• **Written tasks**
1) Print the passage of the hidden Markov model post between "I am working" and "it simulated data.", inclusive.
2) Carry on the forum post about covariates in a hidden Markov model from the point where it stops.

• **Page**
● ● ●

Covariates in Hidden Markov Model with hmm_marginal

Hi everyone,

I am working on a Hidden Markov Model, which will eventually be used for analysing species detections from camera trap data.

Currently I have a model which uses the new hmm_marginal function - the full code for the model is below. The model has two hidden states (1 = unoccupied, 2 = occupied) and a Poisson emission process representing the number of detections at each time step (e.g. the number of camera trap photos taken in each 30-minute block of time). The model takes data from multiple sites, each with a different number of time steps. The model appears to be working well, and successfully recovers the true parameter values when I give it simulated data.

● ● ●

• **Dataset extract**
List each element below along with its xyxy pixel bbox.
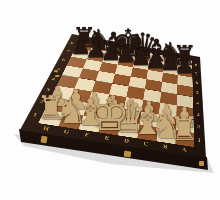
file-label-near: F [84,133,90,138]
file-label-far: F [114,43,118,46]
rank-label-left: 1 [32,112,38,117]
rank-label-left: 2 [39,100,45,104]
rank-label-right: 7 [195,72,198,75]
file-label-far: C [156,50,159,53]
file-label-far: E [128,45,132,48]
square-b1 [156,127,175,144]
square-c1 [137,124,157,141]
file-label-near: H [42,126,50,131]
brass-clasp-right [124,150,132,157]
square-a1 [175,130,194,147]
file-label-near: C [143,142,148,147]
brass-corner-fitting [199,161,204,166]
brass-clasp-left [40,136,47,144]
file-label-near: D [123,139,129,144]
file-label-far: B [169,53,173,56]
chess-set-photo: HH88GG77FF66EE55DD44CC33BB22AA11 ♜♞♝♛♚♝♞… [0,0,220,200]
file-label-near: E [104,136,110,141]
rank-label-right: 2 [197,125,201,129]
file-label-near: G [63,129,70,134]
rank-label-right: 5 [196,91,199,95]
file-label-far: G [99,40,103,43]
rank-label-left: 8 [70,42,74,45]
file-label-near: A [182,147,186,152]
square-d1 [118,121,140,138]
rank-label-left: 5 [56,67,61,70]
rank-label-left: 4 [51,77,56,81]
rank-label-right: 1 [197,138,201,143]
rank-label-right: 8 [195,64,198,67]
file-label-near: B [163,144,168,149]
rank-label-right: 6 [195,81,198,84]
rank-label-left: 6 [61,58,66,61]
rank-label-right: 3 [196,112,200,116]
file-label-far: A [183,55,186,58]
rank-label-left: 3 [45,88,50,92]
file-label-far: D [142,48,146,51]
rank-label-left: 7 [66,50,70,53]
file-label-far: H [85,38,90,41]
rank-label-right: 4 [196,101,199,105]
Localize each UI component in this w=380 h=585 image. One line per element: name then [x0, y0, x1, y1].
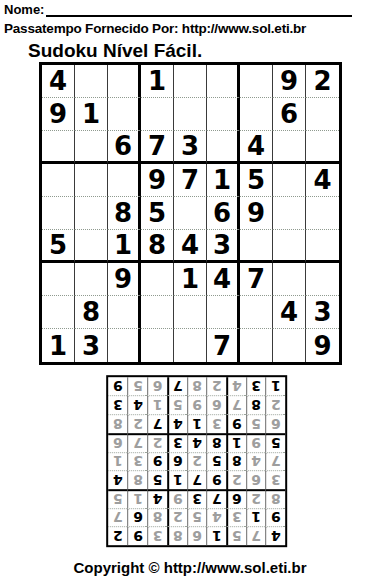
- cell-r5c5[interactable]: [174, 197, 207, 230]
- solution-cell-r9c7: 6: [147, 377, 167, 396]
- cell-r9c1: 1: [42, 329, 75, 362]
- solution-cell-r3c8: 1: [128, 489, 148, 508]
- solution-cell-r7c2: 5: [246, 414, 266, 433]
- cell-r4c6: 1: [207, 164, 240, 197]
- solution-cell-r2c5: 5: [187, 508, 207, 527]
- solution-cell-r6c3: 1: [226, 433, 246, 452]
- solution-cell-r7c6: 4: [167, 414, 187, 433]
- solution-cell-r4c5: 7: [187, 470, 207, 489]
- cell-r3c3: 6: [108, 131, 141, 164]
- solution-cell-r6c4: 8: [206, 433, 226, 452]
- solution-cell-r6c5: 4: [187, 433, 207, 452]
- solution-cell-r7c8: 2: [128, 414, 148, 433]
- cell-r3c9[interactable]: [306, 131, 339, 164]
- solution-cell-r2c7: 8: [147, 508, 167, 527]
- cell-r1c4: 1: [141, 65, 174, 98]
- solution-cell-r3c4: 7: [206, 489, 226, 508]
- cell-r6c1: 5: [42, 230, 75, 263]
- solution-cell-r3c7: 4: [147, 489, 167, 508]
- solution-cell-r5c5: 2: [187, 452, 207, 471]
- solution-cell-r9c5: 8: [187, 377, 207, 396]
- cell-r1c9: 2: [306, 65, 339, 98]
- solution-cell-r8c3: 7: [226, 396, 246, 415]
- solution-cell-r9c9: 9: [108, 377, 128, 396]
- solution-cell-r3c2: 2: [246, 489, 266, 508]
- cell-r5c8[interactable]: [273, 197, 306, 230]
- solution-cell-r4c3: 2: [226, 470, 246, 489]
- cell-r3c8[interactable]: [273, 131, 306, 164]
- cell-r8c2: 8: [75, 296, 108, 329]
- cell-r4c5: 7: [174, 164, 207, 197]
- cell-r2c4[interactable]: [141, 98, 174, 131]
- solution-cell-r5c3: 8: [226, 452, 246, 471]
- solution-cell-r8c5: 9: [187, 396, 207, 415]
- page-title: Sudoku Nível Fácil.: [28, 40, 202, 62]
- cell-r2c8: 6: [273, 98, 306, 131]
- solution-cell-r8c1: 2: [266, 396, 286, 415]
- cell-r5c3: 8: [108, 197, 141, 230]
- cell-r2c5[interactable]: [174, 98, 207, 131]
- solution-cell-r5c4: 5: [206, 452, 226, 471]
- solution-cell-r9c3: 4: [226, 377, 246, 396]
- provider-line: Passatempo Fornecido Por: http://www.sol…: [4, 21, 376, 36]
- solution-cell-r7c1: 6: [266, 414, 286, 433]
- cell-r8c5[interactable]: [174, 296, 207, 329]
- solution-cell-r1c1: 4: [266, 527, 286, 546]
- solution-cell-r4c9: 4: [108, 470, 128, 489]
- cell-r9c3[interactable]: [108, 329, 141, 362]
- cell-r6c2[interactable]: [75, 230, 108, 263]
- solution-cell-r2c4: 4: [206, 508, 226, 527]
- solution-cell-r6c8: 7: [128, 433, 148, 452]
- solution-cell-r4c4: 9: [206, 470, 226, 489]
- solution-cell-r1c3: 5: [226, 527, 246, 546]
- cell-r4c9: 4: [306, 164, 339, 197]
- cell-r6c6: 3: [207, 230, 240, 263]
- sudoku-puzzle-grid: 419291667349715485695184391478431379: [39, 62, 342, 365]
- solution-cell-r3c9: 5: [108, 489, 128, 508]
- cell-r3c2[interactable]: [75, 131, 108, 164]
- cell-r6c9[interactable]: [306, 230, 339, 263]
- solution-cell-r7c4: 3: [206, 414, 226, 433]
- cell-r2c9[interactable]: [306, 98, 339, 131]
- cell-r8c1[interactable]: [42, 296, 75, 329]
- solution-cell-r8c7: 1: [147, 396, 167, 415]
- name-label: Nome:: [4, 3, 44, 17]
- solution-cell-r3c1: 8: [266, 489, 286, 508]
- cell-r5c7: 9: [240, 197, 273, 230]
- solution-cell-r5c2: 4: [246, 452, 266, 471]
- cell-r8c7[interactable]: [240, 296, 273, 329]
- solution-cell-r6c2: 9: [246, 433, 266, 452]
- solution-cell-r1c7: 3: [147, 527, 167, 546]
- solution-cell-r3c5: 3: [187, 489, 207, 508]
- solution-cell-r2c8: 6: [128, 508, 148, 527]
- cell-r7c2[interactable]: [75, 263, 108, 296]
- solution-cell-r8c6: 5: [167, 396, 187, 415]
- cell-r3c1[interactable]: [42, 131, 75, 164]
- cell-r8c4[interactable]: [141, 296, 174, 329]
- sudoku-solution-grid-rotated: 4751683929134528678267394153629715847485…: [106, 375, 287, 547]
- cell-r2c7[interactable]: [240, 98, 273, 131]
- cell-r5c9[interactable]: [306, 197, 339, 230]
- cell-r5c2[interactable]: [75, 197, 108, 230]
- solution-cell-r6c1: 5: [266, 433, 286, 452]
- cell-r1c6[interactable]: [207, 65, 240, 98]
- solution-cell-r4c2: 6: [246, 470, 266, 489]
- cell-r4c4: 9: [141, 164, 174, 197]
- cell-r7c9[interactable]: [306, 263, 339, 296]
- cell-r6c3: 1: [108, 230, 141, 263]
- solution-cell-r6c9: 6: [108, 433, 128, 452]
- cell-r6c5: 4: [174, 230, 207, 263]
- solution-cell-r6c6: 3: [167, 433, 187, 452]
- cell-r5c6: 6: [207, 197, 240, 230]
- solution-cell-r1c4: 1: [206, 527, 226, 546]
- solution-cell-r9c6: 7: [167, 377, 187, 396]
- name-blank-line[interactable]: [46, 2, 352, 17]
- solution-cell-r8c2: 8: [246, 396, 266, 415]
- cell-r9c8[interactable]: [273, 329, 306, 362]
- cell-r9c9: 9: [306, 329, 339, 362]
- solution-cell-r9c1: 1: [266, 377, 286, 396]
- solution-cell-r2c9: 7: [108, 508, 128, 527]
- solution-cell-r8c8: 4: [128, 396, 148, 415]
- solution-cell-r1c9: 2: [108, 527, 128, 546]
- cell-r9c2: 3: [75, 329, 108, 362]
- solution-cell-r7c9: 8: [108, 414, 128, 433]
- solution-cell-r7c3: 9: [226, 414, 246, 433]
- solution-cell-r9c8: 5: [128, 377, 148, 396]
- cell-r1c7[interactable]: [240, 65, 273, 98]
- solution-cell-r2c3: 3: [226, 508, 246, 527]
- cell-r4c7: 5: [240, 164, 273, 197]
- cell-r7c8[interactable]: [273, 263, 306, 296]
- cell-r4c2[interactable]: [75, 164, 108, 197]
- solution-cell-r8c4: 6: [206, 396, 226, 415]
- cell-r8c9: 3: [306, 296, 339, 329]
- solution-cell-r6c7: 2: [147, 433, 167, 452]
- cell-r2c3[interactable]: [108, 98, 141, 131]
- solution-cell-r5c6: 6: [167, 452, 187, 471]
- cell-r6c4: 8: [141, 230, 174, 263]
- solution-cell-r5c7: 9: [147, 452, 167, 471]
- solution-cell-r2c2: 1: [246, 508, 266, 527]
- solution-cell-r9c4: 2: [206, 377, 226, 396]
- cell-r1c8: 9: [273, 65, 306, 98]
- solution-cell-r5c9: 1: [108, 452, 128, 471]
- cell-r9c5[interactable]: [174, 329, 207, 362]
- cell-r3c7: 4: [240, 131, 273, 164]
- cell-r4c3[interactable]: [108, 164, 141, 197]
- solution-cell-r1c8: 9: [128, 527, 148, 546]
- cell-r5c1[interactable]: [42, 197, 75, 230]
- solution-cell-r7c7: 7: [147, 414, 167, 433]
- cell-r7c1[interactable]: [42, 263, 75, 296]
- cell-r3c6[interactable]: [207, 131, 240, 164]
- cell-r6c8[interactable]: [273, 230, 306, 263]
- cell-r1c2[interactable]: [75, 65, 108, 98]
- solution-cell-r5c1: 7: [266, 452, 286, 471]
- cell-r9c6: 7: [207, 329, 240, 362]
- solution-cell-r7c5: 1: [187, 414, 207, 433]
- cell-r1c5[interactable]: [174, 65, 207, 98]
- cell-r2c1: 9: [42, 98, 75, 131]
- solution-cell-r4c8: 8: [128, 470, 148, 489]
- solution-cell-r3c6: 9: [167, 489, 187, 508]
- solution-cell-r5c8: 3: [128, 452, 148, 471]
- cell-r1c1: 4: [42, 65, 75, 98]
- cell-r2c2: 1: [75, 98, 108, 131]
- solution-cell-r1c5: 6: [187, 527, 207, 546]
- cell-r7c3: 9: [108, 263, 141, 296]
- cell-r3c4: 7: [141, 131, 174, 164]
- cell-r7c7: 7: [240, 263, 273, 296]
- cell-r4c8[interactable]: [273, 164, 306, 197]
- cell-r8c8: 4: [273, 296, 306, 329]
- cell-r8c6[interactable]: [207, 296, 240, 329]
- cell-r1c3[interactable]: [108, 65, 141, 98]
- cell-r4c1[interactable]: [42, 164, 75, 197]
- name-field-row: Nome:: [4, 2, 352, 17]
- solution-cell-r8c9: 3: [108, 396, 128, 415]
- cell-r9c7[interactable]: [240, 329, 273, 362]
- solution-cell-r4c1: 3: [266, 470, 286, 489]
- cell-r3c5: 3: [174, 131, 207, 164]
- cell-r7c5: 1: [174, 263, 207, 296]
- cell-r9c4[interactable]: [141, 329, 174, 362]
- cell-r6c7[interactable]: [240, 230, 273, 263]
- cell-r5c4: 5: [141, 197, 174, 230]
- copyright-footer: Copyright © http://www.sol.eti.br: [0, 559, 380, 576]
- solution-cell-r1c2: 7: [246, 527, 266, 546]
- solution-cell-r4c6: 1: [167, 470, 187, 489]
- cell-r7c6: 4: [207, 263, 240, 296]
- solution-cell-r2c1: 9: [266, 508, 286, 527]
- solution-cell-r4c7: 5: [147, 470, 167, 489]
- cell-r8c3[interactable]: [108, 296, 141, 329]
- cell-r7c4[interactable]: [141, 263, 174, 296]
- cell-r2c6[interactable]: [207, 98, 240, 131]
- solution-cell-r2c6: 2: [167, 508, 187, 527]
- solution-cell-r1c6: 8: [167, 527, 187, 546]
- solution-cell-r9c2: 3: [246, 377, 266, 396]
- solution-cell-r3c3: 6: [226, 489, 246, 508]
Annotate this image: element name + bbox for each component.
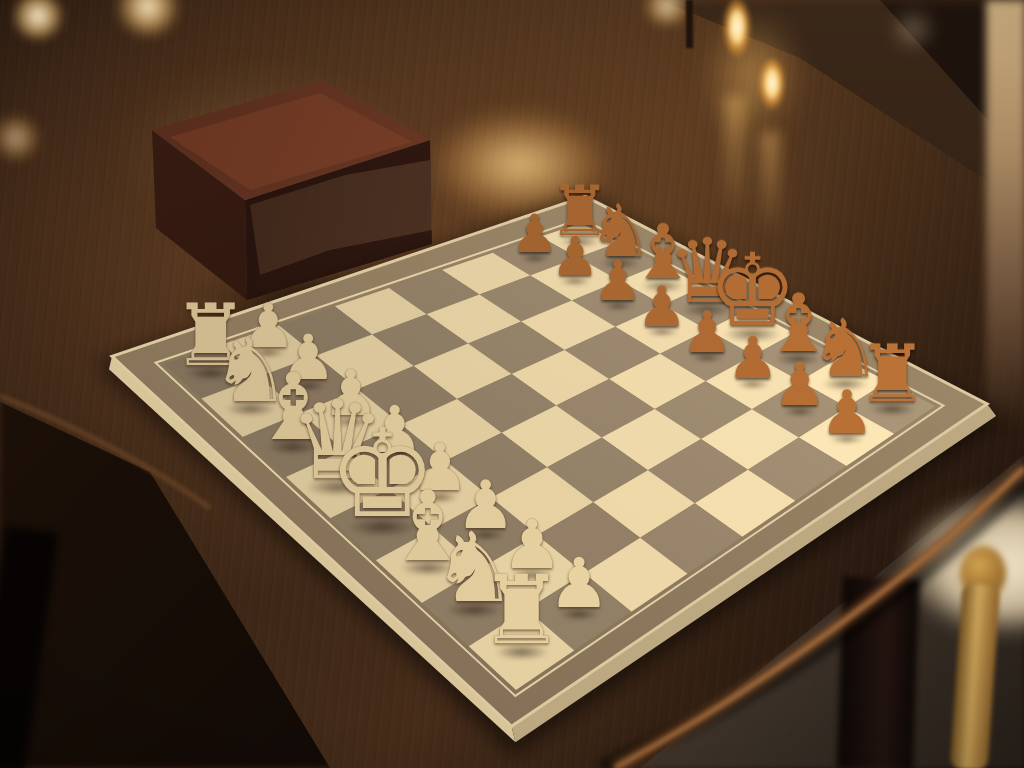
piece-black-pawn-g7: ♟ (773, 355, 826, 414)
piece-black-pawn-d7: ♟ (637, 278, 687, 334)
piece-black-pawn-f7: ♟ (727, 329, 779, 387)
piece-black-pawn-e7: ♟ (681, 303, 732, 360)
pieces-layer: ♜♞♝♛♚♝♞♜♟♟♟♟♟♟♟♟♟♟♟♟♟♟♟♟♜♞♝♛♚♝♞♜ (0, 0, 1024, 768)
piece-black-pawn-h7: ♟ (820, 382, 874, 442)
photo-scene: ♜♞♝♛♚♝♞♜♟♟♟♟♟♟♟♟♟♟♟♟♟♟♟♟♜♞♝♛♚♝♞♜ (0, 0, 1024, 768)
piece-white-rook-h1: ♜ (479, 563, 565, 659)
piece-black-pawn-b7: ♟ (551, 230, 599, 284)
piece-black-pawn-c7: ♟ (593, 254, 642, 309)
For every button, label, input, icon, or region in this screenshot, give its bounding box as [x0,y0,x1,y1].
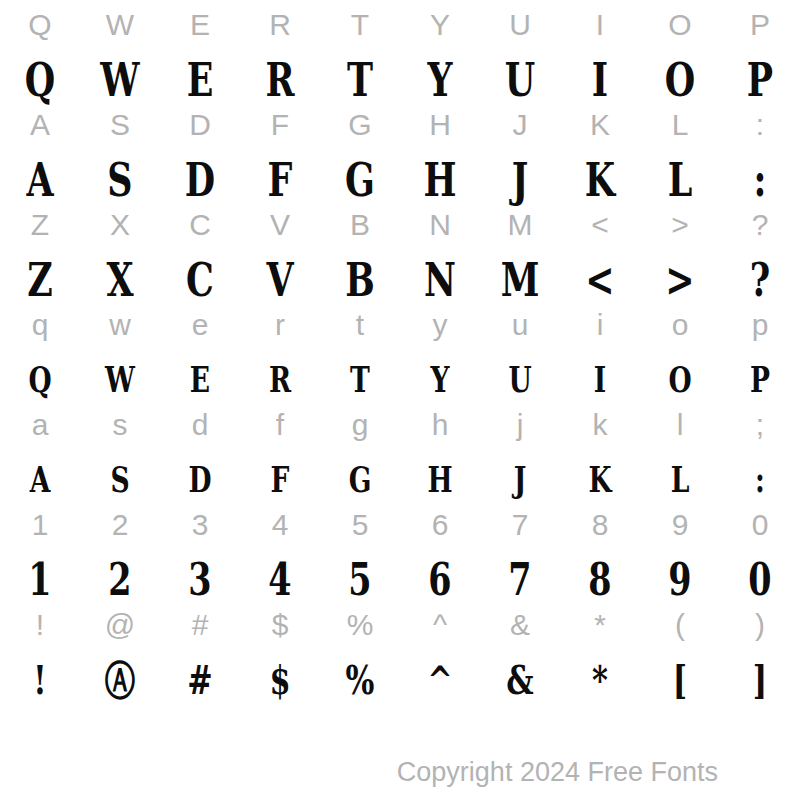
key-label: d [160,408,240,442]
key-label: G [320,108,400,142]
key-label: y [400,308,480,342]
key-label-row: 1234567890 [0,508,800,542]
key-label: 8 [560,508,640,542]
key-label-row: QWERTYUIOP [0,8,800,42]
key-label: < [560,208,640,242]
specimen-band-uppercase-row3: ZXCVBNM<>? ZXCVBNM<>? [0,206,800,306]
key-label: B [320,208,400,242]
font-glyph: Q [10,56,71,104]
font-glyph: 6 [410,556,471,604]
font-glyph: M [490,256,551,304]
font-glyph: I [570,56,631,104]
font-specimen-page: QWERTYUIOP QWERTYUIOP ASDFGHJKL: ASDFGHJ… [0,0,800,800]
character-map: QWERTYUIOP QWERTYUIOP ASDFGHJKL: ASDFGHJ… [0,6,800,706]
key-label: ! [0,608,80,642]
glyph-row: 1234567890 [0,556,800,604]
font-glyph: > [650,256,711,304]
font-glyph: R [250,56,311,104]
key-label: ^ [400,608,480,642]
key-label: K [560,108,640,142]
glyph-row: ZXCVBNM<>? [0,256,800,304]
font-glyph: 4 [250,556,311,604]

● ● ●

• **Responses to the exercise**
1)
I am working on a Hidden Markov Model, which will eventually be used for analysing species detections from camera trap data.

Currently I have a model which uses the new hmm_marginal function - the full code for the model is below. The model has two hidden states (1 = unoccupied, 2 = occupied) and a Poisson emission process representing the number of detections at each time step (e.g. the number of camera trap photos taken in each 30-minute block of time). The model takes data from multiple sites, each with a different number of time steps. The model appears to be working well, and successfully recovers the true parameter values when I give it simulated data.

2)
I would like to extend the model to include one or more time-varying covariates for the state transition probabilities. However, my understanding is that doing so requires assuming that the transition probability matrix is also time-varying, and I am unsure whether hmm_marginal allows for this. My question is whether I can adapt my current model to include covariates, or whether I need to re-write it in a way that avoids using hmm_marginal.

Thanks!

My model code:

data{
  int sites; // Number of sites, indexed s
  array[sites] int t_steps; // Number of time steps, indexed t - differs per site
  int t_max; // Number of time steps in site with the longest time series
  array[sites, t_max] int y; // Observed data - NA values replaced with -9999
  int<lower=0> K; // Number of hidden states (K = 2: 1 = unoccupied, 2 = occupied)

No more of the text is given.